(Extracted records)
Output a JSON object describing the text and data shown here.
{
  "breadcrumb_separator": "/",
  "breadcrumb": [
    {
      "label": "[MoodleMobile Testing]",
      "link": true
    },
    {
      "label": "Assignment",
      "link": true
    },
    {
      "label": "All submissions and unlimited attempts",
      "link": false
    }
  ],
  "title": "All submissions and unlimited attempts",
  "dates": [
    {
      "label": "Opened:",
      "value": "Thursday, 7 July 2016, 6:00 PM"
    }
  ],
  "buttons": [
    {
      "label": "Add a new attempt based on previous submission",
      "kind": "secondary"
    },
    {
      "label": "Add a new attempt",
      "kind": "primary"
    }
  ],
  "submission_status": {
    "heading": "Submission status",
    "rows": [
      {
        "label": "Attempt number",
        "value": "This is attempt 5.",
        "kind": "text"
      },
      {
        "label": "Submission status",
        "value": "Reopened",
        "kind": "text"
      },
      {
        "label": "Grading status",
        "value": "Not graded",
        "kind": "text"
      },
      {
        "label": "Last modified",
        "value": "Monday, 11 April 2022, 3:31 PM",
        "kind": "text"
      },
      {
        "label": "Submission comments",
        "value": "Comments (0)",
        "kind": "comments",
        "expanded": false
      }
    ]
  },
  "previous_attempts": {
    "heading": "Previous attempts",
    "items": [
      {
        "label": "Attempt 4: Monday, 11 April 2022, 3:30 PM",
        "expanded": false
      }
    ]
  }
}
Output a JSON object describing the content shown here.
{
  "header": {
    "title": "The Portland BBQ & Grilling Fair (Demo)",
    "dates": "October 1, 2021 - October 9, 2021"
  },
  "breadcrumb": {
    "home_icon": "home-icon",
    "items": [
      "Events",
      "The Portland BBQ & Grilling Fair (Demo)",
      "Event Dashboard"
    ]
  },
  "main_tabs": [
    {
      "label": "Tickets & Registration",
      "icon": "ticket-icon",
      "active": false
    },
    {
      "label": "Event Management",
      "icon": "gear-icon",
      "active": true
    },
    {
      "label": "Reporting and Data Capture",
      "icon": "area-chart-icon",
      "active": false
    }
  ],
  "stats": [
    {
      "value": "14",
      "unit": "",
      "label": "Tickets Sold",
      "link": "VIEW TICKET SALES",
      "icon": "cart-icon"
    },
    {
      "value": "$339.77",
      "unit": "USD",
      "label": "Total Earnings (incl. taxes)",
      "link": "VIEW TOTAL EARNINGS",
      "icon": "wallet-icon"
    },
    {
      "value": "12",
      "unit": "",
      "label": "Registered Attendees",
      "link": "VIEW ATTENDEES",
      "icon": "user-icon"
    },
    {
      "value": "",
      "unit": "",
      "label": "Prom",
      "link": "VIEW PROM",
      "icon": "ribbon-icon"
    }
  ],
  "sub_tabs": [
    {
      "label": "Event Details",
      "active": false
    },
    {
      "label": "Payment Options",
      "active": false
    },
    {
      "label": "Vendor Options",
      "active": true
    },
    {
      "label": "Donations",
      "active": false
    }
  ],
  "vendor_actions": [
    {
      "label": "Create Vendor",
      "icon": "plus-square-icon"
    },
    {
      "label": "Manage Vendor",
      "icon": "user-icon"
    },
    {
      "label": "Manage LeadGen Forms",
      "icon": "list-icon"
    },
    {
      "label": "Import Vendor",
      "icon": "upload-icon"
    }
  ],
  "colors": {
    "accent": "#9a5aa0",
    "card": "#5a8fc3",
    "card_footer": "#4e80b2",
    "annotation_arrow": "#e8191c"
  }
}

PROBLEM STATEMENT —
All lines that include "unlimited" are to be gathered and copied.

CORRECT RESPONSE —
      "label": "All submissions and unlimited attempts",
  "title": "All submissions and unlimited attempts",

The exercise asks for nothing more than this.